Exercise text -

══════════

Git’s Pull and Push Approach vs. Clearcase’s Locking and Hijacking

clearcasegitversion controlworkflows

I'm trying to convince colleagues about using Git, and somehow it's hard to explain the advantage of doing a pull before a push, because just before pushing, some other developer has pushed his changes to the server and by the time I pull his changes and merge it, some other developer would've pushed his changes and I'm supposed to merge those too before I can push my changes. Loop infinitely.

In Clearcase, you can lock a file you're working on, so that nobody else can modify it. If they want to modify it, they have to 'hijack' it on their local machine and later merge it. Somehow, this seems to be a safer (but annoying) way of working with the files.

So how exactly is Git's approach an advantage?

Best Answer

First of all, Git is a decentralized VCS (as opposed to ClearCase, which is very centralized: see "What are the basic clearcase concepts every developer should know?")

That means, there is no central server to keep track of a "locked" file.

══════════

Dataset content -
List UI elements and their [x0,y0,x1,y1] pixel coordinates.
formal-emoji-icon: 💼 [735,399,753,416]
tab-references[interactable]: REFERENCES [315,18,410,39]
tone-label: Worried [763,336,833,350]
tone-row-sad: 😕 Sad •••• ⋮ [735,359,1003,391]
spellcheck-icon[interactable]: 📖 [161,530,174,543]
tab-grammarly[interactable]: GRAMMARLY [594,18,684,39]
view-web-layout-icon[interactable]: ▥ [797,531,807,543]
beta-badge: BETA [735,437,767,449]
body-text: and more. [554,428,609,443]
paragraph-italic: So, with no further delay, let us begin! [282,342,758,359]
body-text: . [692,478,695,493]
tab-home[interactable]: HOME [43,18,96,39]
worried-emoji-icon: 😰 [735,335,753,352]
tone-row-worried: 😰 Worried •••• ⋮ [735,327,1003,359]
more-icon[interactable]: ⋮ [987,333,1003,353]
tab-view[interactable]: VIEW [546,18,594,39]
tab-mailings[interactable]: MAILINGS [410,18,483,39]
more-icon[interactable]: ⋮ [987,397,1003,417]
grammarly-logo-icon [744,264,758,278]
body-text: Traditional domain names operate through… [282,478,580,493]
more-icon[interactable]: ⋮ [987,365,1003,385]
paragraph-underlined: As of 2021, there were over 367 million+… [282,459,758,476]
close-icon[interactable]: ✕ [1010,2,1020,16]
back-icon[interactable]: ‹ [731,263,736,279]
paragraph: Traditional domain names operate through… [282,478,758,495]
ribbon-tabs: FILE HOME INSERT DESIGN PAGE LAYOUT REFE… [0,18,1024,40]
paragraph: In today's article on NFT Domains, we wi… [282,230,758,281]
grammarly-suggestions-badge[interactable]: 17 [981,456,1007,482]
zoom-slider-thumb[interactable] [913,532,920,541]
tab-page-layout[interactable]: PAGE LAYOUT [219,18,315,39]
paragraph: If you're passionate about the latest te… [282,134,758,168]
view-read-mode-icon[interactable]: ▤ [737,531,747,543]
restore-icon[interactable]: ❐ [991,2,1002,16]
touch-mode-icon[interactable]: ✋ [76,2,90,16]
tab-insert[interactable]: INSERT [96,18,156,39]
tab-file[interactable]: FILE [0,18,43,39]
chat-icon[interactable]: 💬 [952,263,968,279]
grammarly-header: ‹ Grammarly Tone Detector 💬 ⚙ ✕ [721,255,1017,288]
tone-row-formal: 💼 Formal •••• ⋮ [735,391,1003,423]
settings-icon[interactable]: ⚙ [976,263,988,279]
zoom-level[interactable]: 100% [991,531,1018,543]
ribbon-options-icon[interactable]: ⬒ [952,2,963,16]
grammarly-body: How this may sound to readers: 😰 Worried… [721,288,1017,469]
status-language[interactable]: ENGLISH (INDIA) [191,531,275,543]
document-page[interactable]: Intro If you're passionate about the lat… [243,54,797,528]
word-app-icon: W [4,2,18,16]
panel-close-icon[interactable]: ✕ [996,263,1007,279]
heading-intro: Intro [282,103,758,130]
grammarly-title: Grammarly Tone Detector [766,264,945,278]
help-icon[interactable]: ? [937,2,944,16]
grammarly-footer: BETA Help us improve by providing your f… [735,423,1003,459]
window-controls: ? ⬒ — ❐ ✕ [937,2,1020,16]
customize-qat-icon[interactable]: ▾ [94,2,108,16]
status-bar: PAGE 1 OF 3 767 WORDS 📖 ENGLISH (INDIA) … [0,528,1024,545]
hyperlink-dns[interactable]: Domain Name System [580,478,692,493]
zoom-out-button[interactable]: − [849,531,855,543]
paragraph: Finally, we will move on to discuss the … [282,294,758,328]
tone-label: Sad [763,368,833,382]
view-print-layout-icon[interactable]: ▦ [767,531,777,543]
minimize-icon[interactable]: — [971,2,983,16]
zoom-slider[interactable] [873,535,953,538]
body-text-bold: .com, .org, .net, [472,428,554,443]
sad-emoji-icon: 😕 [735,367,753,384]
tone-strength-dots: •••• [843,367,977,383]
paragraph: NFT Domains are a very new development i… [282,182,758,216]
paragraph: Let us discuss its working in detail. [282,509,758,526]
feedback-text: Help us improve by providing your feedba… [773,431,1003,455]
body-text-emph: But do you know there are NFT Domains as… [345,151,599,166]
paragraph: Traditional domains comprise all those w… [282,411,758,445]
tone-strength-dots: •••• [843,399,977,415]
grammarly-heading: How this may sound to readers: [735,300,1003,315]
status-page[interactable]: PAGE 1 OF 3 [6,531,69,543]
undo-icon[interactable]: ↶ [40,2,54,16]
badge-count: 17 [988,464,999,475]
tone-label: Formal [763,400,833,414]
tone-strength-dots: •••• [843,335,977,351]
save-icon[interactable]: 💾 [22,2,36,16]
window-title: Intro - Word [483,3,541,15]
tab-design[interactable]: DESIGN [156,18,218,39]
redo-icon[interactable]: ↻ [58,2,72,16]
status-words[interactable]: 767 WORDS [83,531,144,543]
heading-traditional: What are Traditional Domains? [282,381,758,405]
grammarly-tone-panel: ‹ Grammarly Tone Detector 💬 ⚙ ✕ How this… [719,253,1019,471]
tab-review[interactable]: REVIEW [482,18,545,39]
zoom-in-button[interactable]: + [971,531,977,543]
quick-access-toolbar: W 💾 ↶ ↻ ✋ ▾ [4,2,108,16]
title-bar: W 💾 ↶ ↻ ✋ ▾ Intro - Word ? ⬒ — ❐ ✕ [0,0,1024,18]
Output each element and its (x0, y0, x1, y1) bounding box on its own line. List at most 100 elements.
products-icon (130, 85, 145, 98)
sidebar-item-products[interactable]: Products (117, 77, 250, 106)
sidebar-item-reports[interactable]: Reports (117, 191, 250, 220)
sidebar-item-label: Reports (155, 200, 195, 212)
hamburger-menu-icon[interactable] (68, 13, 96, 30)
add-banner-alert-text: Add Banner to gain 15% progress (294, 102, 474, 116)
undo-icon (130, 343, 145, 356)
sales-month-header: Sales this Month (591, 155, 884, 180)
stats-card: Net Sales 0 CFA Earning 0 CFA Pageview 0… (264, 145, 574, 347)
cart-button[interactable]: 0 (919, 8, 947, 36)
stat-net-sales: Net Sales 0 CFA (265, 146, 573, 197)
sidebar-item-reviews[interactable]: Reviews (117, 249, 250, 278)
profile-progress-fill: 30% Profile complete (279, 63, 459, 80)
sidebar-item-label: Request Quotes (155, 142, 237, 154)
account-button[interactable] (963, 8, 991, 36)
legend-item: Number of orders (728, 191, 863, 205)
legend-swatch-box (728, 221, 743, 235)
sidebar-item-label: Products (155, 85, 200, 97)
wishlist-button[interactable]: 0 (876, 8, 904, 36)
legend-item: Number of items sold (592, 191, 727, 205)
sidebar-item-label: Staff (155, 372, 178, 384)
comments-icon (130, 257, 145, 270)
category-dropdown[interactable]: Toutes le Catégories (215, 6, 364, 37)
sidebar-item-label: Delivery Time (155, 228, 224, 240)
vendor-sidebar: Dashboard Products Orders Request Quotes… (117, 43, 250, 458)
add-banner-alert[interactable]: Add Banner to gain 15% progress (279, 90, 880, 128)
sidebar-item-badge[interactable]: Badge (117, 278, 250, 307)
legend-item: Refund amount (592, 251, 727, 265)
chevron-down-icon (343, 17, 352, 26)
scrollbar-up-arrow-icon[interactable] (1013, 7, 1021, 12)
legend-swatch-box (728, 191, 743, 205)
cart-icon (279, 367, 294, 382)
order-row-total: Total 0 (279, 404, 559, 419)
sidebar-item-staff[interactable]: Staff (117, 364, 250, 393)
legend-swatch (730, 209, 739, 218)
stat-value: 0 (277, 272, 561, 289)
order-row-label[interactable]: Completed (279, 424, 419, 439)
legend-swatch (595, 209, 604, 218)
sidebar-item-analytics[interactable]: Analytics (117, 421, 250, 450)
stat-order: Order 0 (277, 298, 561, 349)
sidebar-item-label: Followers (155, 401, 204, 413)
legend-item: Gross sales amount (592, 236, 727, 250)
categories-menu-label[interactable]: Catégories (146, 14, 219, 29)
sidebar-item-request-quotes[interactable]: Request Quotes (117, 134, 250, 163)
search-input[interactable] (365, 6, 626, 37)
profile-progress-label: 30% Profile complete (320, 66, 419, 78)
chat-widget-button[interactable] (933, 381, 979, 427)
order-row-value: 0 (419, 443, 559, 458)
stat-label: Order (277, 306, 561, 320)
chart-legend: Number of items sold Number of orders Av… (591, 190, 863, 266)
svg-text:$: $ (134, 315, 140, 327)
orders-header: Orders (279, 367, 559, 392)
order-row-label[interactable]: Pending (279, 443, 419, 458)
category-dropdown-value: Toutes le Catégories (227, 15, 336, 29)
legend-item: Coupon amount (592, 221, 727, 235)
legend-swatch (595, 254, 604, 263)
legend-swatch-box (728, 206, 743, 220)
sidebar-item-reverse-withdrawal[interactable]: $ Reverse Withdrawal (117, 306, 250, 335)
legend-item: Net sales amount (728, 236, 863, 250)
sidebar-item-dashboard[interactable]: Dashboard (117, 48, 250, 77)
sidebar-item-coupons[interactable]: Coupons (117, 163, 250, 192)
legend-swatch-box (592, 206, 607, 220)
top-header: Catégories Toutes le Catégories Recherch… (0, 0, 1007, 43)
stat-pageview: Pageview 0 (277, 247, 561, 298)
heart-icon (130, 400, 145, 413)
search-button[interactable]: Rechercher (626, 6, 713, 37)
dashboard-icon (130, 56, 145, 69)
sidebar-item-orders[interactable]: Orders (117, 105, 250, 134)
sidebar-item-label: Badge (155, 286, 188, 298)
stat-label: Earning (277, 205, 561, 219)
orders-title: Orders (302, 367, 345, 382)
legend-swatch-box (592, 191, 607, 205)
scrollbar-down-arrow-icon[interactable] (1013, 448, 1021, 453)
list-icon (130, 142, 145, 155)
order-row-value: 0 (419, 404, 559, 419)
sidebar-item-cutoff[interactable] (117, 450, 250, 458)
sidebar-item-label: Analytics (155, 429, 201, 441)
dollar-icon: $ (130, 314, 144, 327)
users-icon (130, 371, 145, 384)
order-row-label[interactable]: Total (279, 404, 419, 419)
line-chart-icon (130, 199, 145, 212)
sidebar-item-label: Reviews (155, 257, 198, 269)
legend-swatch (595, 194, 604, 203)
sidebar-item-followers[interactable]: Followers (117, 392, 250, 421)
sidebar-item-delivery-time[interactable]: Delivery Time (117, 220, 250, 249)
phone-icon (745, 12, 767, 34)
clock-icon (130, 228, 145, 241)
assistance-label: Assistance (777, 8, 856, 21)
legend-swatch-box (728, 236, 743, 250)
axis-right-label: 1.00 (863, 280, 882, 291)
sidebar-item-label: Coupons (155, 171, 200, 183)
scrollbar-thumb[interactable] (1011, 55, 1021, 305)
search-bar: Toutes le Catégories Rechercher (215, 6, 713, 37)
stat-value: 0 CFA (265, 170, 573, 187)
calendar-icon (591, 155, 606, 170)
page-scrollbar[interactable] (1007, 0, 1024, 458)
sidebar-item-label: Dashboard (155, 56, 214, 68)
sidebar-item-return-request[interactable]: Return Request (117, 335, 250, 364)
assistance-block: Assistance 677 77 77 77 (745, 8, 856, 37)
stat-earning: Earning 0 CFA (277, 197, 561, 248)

══════════

Aim of the task - Carry on the Git versus ClearCase text from its last sentence, as the answer would proceed. The records have nothing to do with what you are asked to do here.

Answer space -
Secondly, you generally don't just pull, but you pull --rebase with autostash in order to replay your local (not yet pushed) modification on top of whatever concurrent modifications were published (pushed).

This is the natural workflow to allow concurrent collaboration.
Note that ClearCase allows for concurrent modifications as well, at least in snapshot views (but you cannot easily tell which hijacked file was modified).

Finally, there isn't much going for the old (1985) ClearCase model (See "ClearCase advantages/disadvantages"). Using it in 2015 is an anachronism, as it doesn't scale well with large number of files, unless you are using dynamic views, and even then, any merge is dreadfully slow.
If you have to go on using an IBM tool, consider at least RTC (Rational Team Concert). It does have a locking mechanism.